Sort through the data and copy the lines holding the word "Played".
━━━━━━
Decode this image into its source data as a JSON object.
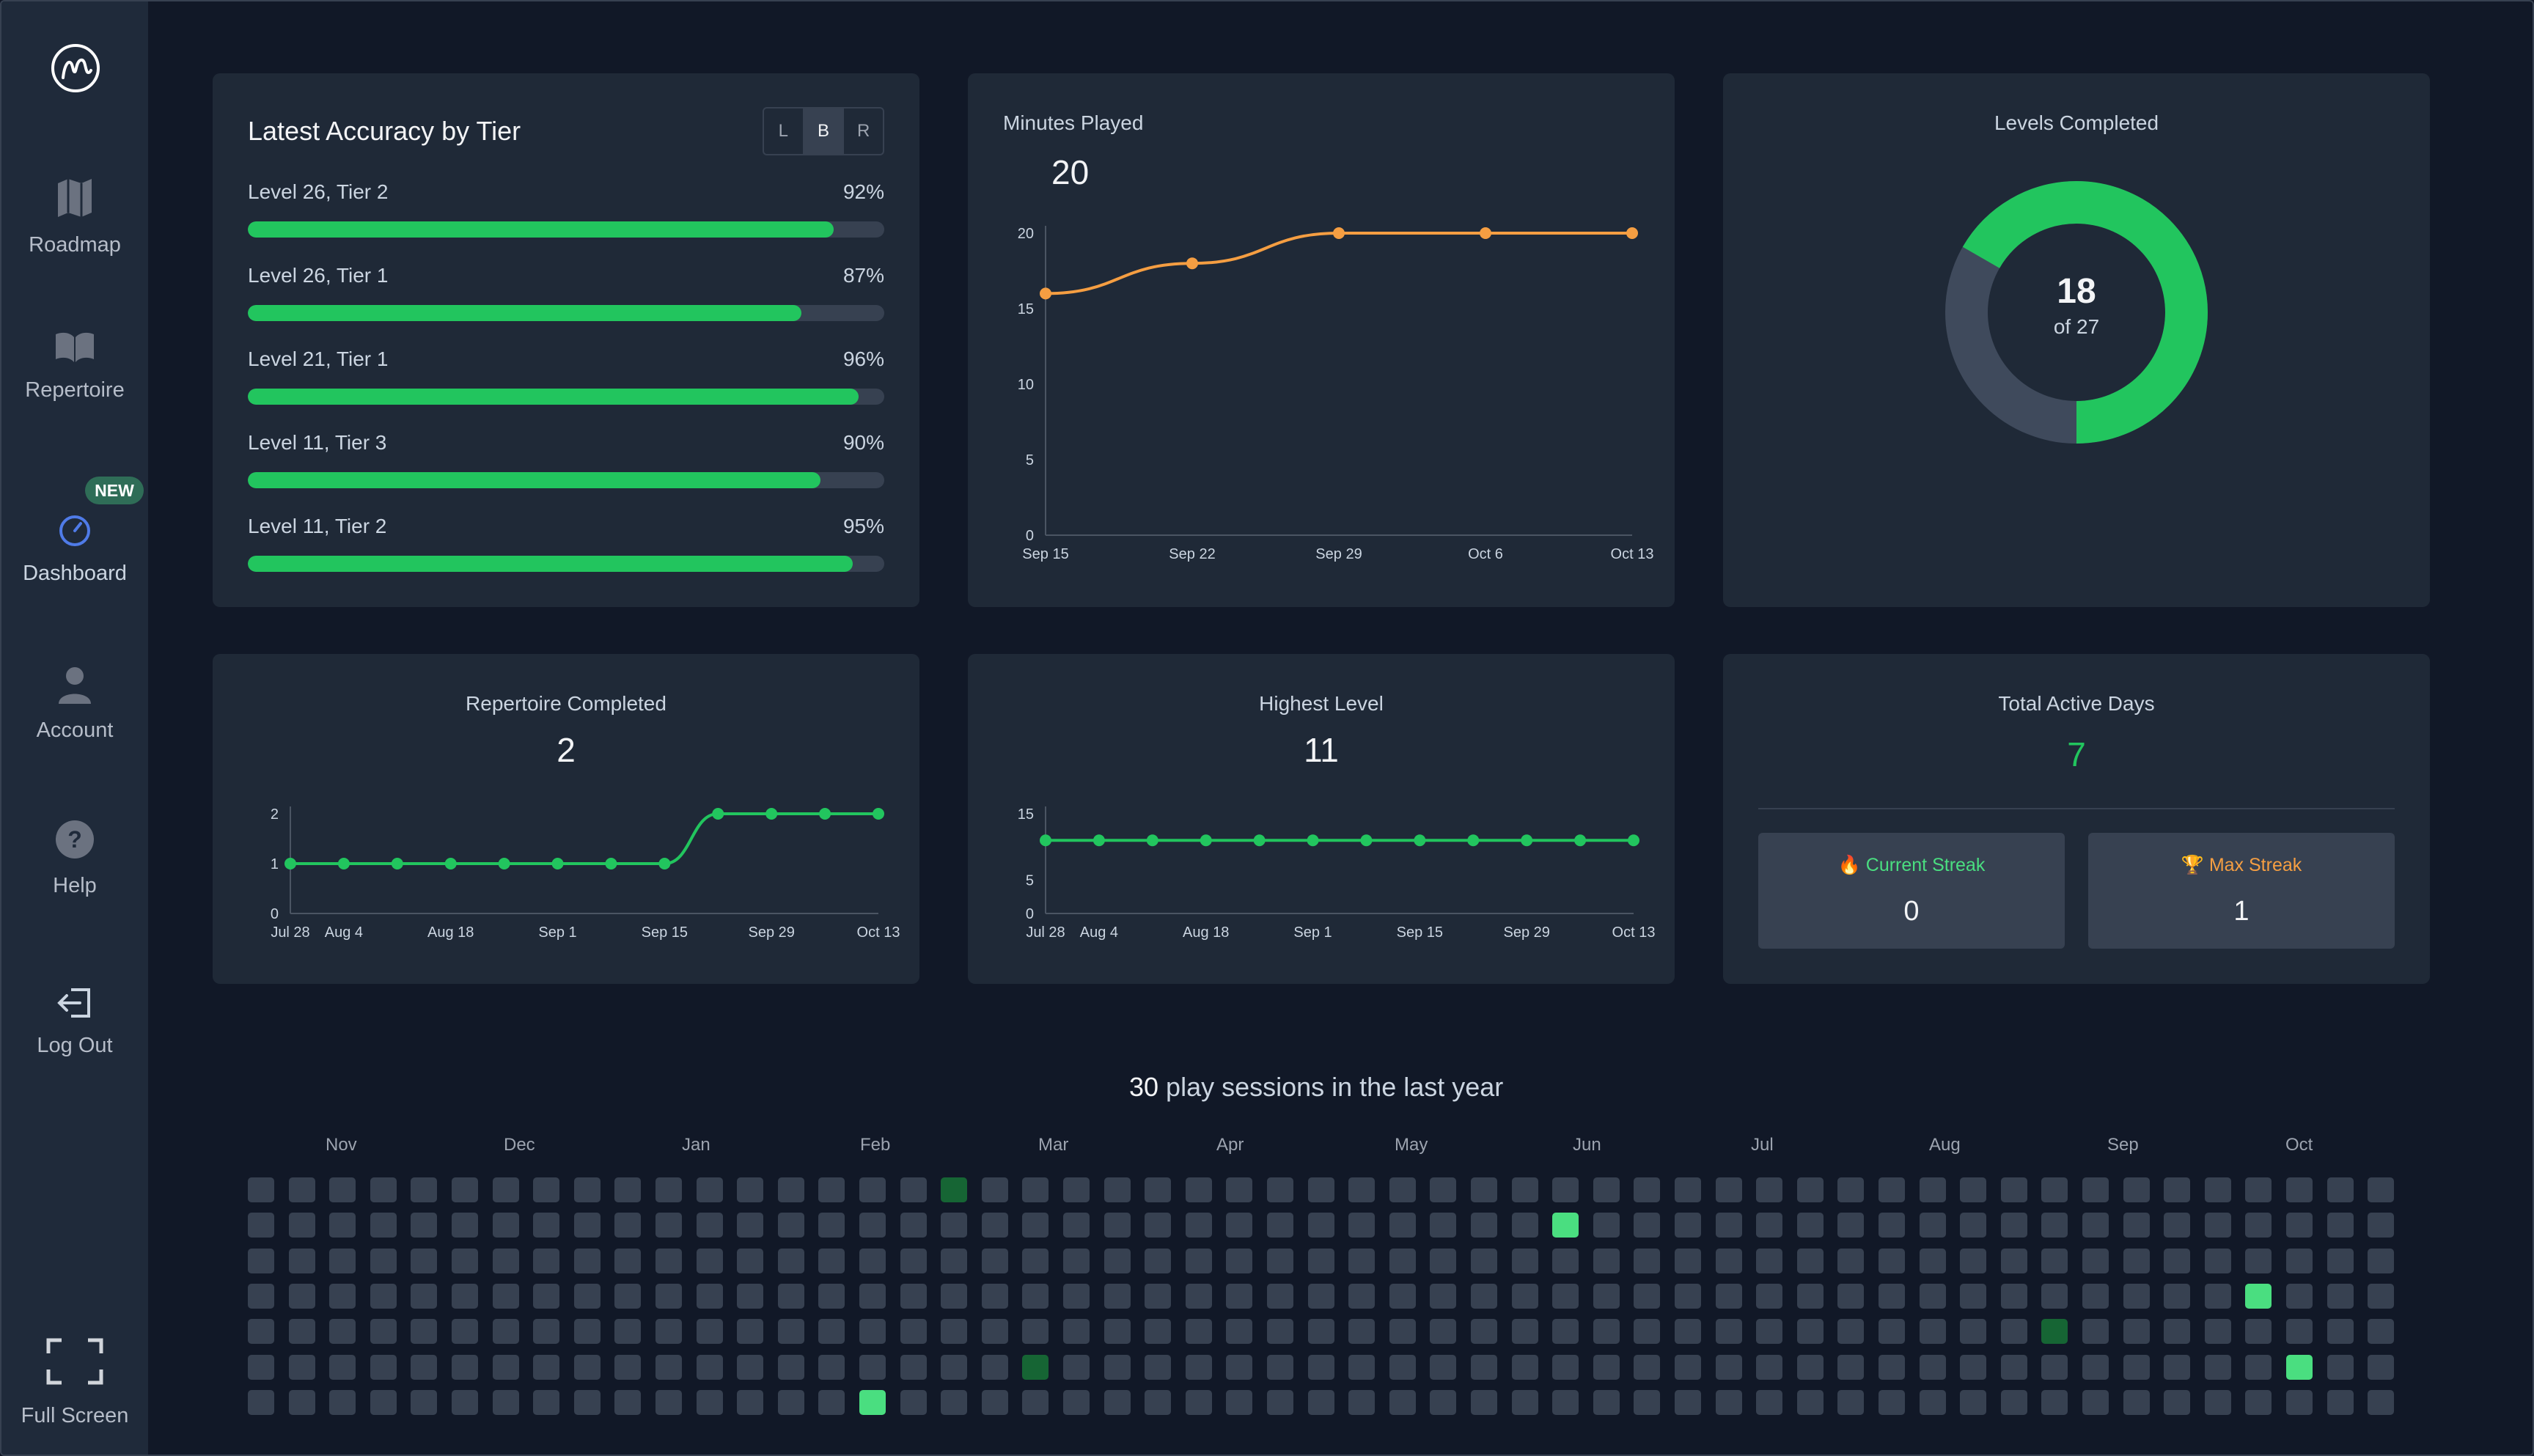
{
  "sidebar": {
    "nav": [
      {
        "id": "roadmap",
        "label": "Roadmap"
      },
      {
        "id": "repertoire",
        "label": "Repertoire"
      },
      {
        "id": "dashboard",
        "label": "Dashboard",
        "badge": "NEW"
      },
      {
        "id": "account",
        "label": "Account"
      },
      {
        "id": "help",
        "label": "Help"
      },
      {
        "id": "logout",
        "label": "Log Out"
      }
    ],
    "fullscreen_label": "Full Screen"
  },
  "accuracy": {
    "title": "Latest Accuracy by Tier",
    "toggle": [
      "L",
      "B",
      "R"
    ],
    "selected": "B",
    "rows": [
      {
        "label": "Level 26, Tier 2",
        "pct": 92,
        "pct_text": "92%"
      },
      {
        "label": "Level 26, Tier 1",
        "pct": 87,
        "pct_text": "87%"
      },
      {
        "label": "Level 21, Tier 1",
        "pct": 96,
        "pct_text": "96%"
      },
      {
        "label": "Level 11, Tier 3",
        "pct": 90,
        "pct_text": "90%"
      },
      {
        "label": "Level 11, Tier 2",
        "pct": 95,
        "pct_text": "95%"
      }
    ]
  },
  "minutes": {
    "title": "Minutes Played",
    "value": "20"
  },
  "levels": {
    "title": "Levels Completed",
    "value": "18",
    "of_text": "of 27",
    "completed": 18,
    "total": 27
  },
  "repertoire": {
    "title": "Repertoire Completed",
    "value": "2"
  },
  "highest": {
    "title": "Highest Level",
    "value": "11"
  },
  "active": {
    "title": "Total Active Days",
    "value": "7",
    "current_label": "Current Streak",
    "current_value": "0",
    "max_label": "Max Streak",
    "max_value": "1"
  },
  "heatmap": {
    "count": "30",
    "suffix": " play sessions in the last year",
    "months": [
      "Nov",
      "Dec",
      "Jan",
      "Feb",
      "Mar",
      "Apr",
      "May",
      "Jun",
      "Jul",
      "Aug",
      "Sep",
      "Oct"
    ],
    "active_cells": [
      {
        "week": 17,
        "day": 0,
        "level": 1
      },
      {
        "week": 32,
        "day": 1,
        "level": 2
      },
      {
        "week": 49,
        "day": 3,
        "level": 2
      },
      {
        "week": 44,
        "day": 4,
        "level": 1
      },
      {
        "week": 19,
        "day": 5,
        "level": 1
      },
      {
        "week": 50,
        "day": 5,
        "level": 2
      },
      {
        "week": 15,
        "day": 6,
        "level": 2
      }
    ],
    "weeks": 53,
    "colors": {
      "empty": "#374151",
      "level1": "#166534",
      "level2": "#4ade80"
    }
  },
  "chart_data": [
    {
      "type": "line",
      "title": "Minutes Played",
      "x": [
        "Sep 15",
        "Sep 22",
        "Sep 29",
        "Oct 6",
        "Oct 13"
      ],
      "y": [
        16,
        18,
        20,
        20,
        20
      ],
      "yticks": [
        0,
        5,
        10,
        15,
        20
      ],
      "ylim": [
        0,
        20
      ],
      "color": "#f59e42"
    },
    {
      "type": "line",
      "title": "Repertoire Completed",
      "x": [
        "Jul 28",
        "Aug 4",
        "Aug 11",
        "Aug 18",
        "Aug 25",
        "Sep 1",
        "Sep 8",
        "Sep 15",
        "Sep 22",
        "Sep 29",
        "Oct 6",
        "Oct 13"
      ],
      "xticks": [
        "Jul 28",
        "Aug 4",
        "Aug 18",
        "Sep 1",
        "Sep 15",
        "Sep 29",
        "Oct 13"
      ],
      "y": [
        1,
        1,
        1,
        1,
        1,
        1,
        1,
        1,
        2,
        2,
        2,
        2
      ],
      "yticks": [
        0,
        1,
        2
      ],
      "ylim": [
        0,
        2
      ],
      "color": "#22c55e"
    },
    {
      "type": "line",
      "title": "Highest Level",
      "x": [
        "Jul 28",
        "Aug 4",
        "Aug 11",
        "Aug 18",
        "Aug 25",
        "Sep 1",
        "Sep 8",
        "Sep 15",
        "Sep 22",
        "Sep 29",
        "Oct 6",
        "Oct 13"
      ],
      "xticks": [
        "Jul 28",
        "Aug 4",
        "Aug 18",
        "Sep 1",
        "Sep 15",
        "Sep 29",
        "Oct 13"
      ],
      "y": [
        11,
        11,
        11,
        11,
        11,
        11,
        11,
        11,
        11,
        11,
        11,
        11
      ],
      "yticks": [
        0,
        5,
        15
      ],
      "ylim": [
        0,
        15
      ],
      "color": "#22c55e"
    }
  ]
}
━━━━━━
:: SOLUTION TO THE EXERCISE ::
    "title": "Minutes Played",
      "title": "Minutes Played",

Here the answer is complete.